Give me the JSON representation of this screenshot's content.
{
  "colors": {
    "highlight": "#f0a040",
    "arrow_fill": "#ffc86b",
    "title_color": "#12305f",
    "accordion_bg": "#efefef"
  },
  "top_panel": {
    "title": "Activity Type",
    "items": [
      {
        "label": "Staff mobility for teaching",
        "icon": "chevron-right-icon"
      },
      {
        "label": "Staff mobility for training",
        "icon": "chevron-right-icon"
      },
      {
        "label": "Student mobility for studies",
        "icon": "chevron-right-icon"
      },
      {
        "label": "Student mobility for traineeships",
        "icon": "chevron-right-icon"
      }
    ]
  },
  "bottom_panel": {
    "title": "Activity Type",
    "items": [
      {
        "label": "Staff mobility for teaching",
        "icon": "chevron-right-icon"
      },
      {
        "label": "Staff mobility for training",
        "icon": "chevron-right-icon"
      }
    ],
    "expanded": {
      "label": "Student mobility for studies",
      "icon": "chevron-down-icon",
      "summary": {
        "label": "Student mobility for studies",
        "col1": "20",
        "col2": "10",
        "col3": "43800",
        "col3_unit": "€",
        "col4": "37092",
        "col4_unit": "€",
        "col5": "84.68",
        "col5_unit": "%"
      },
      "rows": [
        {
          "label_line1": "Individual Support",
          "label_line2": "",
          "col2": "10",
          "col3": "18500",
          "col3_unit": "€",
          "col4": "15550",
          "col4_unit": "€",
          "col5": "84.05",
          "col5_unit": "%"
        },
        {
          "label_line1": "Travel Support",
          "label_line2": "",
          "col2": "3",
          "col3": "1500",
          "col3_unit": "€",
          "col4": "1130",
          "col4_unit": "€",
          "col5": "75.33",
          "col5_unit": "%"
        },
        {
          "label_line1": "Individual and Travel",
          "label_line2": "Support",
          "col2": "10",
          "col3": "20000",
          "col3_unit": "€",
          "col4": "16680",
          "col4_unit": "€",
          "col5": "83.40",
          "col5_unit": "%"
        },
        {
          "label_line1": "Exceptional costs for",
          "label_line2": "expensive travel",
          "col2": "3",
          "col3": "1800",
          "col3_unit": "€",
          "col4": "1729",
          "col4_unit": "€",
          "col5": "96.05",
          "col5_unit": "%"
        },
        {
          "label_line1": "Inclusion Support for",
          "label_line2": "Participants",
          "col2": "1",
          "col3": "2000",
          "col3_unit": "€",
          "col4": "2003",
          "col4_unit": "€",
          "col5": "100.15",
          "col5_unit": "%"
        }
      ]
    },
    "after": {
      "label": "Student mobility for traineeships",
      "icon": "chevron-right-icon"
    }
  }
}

--------------------

*Problem description*
In the records above, how many lines contain the word "Individual"? Give the number alone.

*Result of the exercise*
2